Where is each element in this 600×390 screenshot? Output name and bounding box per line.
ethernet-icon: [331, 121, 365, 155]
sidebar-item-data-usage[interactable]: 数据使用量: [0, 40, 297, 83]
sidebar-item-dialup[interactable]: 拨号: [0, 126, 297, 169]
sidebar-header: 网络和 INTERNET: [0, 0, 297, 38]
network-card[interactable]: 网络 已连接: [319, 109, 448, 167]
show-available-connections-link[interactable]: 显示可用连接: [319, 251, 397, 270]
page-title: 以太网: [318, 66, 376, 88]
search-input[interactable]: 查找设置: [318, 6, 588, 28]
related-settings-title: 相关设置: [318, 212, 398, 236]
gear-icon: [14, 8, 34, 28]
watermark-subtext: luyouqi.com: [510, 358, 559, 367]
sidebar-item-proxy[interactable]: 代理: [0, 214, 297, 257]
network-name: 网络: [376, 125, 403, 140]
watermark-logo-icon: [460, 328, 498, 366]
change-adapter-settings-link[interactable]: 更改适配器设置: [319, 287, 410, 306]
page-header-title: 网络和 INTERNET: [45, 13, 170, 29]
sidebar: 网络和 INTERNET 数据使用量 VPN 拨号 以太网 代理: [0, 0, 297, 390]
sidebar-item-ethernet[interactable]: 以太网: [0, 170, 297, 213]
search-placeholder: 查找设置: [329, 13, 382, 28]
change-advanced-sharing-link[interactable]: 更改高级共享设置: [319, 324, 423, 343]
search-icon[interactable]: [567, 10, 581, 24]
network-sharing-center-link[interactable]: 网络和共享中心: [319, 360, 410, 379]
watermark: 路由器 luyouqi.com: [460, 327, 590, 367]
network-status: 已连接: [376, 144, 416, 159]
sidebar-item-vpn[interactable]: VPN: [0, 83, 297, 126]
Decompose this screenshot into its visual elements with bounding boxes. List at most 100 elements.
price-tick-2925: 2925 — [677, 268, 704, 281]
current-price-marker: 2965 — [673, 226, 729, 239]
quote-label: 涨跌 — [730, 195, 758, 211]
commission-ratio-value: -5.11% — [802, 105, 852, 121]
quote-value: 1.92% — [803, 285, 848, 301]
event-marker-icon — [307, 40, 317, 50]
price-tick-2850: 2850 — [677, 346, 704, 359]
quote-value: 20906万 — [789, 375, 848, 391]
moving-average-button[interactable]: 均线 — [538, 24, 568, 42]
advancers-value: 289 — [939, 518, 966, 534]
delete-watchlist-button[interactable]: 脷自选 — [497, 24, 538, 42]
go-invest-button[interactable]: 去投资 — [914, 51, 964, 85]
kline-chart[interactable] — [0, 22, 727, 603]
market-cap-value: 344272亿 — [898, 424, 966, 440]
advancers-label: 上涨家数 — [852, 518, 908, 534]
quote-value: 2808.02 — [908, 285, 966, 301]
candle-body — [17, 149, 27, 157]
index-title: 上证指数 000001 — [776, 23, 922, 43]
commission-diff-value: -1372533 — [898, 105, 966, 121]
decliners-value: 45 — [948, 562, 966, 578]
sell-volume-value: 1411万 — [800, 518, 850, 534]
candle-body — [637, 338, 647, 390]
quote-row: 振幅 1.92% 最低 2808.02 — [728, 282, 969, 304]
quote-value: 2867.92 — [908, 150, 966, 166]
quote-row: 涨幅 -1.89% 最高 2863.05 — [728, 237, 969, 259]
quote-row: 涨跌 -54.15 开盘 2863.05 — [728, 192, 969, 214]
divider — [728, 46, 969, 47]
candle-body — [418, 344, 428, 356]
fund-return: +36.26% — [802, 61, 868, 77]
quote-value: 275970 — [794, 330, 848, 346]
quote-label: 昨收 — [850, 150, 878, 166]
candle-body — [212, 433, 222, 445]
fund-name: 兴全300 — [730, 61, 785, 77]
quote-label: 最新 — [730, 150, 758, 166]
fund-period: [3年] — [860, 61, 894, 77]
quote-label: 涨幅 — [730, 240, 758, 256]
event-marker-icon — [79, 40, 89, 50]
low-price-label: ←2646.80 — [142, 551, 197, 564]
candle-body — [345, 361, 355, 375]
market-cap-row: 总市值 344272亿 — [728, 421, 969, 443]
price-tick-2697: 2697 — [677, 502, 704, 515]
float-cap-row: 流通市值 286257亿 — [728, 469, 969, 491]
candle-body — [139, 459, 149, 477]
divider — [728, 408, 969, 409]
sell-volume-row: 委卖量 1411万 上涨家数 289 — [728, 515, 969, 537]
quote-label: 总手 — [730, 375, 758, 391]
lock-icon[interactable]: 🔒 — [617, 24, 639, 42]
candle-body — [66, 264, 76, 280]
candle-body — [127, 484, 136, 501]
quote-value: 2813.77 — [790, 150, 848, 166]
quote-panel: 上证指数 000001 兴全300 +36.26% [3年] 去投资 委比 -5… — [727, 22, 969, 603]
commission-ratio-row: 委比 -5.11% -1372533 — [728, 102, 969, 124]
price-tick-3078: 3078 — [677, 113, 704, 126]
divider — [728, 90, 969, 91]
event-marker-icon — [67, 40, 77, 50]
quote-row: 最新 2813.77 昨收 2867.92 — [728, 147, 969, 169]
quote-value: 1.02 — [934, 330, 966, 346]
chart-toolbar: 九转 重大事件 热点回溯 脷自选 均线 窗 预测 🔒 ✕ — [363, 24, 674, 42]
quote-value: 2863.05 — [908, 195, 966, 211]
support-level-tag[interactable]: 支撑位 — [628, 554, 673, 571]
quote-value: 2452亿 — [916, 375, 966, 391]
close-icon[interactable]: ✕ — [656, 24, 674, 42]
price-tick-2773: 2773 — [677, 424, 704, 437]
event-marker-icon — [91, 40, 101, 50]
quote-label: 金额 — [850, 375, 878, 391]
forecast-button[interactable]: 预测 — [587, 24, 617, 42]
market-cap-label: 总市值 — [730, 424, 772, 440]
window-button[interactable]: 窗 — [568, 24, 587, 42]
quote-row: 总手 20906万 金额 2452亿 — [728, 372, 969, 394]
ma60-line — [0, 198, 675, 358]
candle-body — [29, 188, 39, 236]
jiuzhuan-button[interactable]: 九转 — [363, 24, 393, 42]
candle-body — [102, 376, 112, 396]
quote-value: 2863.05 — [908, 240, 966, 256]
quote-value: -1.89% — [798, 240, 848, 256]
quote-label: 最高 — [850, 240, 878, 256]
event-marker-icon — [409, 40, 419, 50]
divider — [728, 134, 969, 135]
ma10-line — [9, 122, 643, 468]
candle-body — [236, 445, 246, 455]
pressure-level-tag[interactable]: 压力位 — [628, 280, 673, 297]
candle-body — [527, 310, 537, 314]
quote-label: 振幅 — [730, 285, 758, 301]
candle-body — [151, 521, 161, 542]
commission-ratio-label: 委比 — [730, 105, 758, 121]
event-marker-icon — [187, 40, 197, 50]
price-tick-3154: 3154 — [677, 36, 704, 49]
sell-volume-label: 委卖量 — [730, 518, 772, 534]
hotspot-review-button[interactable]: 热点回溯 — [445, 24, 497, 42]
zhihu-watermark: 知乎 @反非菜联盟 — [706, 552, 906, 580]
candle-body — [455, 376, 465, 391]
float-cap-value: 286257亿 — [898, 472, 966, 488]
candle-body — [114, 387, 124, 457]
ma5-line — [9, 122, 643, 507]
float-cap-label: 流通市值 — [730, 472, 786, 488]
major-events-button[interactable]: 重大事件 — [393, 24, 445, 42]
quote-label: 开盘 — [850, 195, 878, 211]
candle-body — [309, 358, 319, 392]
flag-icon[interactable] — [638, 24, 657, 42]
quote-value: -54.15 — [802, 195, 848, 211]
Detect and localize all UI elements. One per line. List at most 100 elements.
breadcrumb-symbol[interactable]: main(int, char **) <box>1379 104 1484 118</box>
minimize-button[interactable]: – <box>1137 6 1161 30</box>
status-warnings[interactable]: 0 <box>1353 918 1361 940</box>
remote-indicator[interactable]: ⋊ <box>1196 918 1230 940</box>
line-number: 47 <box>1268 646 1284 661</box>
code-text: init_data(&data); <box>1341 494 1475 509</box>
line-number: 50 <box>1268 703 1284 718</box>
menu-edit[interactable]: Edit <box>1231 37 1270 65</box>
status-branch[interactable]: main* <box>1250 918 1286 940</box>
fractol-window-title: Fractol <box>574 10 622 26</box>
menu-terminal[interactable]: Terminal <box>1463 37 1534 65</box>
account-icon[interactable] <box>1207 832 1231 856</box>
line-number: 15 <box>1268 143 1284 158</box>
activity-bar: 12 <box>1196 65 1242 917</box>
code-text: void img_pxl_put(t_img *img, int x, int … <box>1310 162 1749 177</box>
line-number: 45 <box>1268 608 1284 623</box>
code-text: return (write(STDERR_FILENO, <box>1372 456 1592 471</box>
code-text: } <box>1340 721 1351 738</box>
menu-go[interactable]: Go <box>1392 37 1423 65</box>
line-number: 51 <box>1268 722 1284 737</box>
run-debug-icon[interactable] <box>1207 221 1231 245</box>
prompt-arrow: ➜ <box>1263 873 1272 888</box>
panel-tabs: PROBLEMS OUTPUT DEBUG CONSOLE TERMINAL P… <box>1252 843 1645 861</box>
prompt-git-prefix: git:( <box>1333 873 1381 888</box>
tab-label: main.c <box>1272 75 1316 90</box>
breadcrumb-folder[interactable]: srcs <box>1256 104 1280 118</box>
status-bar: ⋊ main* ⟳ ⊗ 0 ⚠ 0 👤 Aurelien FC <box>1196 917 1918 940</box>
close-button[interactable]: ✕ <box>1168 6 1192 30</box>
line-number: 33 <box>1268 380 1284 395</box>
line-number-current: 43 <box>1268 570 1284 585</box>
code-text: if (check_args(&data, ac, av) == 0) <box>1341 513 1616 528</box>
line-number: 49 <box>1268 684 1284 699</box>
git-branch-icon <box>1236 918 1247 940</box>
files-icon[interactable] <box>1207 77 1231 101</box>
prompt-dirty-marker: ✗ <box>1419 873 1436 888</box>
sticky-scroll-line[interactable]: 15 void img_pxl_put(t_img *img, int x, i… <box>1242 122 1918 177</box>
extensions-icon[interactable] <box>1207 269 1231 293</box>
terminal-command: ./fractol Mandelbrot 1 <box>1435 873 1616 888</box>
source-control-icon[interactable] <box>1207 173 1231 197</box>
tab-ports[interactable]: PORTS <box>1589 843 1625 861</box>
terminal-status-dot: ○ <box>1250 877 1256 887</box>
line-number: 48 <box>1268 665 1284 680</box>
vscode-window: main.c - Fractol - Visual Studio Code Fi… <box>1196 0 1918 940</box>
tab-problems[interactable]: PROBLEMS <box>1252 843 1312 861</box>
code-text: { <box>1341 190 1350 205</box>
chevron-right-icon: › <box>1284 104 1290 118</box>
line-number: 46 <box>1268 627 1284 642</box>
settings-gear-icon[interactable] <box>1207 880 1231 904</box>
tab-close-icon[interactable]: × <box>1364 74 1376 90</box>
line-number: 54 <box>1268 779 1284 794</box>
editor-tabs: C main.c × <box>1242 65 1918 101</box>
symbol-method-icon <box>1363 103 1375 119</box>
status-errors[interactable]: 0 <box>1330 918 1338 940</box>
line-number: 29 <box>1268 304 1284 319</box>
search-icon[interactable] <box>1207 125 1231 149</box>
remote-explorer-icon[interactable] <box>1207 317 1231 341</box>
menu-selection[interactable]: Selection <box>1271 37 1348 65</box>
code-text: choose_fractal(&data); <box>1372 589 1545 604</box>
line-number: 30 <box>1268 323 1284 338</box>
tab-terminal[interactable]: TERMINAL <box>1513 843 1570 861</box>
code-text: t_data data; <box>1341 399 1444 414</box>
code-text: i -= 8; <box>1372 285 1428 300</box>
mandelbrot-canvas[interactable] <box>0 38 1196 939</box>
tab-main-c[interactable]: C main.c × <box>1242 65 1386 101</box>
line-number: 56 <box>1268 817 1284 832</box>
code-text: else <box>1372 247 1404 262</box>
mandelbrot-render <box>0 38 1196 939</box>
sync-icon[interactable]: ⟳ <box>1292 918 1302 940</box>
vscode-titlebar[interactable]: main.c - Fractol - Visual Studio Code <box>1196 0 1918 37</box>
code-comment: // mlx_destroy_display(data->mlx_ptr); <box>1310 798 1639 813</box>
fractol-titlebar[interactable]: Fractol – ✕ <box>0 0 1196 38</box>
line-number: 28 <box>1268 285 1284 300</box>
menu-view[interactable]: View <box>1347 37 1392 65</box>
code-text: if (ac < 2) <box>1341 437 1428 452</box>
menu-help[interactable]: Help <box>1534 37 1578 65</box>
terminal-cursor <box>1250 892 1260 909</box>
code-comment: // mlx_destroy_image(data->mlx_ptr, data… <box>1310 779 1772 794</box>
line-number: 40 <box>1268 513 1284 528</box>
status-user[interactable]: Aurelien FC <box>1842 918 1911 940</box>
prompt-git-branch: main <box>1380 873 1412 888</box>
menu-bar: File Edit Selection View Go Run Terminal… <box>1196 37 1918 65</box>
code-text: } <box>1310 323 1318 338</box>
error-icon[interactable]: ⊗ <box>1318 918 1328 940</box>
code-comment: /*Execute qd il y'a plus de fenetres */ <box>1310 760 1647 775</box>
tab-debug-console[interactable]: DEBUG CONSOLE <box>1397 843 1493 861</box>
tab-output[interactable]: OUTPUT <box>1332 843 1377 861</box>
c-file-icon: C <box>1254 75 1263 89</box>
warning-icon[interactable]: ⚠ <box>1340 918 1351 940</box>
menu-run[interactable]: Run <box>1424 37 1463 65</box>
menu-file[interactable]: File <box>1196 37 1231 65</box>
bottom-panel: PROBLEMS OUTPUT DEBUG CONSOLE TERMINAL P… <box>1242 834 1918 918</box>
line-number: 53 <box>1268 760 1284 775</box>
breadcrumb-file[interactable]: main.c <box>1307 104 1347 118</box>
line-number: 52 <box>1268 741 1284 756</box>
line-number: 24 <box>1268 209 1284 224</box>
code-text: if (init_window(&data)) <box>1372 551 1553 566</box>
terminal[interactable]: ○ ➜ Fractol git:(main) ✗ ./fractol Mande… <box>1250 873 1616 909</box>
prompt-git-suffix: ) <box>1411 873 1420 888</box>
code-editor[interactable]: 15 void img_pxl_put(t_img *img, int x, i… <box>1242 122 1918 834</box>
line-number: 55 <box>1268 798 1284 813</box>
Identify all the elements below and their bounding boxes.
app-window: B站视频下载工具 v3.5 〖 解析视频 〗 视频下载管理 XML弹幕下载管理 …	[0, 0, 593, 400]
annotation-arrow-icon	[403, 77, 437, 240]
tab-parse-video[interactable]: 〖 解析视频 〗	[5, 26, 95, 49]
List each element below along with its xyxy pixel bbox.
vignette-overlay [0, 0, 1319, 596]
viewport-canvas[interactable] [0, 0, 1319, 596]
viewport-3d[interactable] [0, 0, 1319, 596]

What you need to do ▸ Find every line in the material above that contains the word "most", matching case exactly, and copy each of those lines.

Solution ▸
Decompose this screenshot into its visual elements with bounding boxes. List at most 100 elements.
Detect and localize all UI elements. One per line. List at most 100 elements.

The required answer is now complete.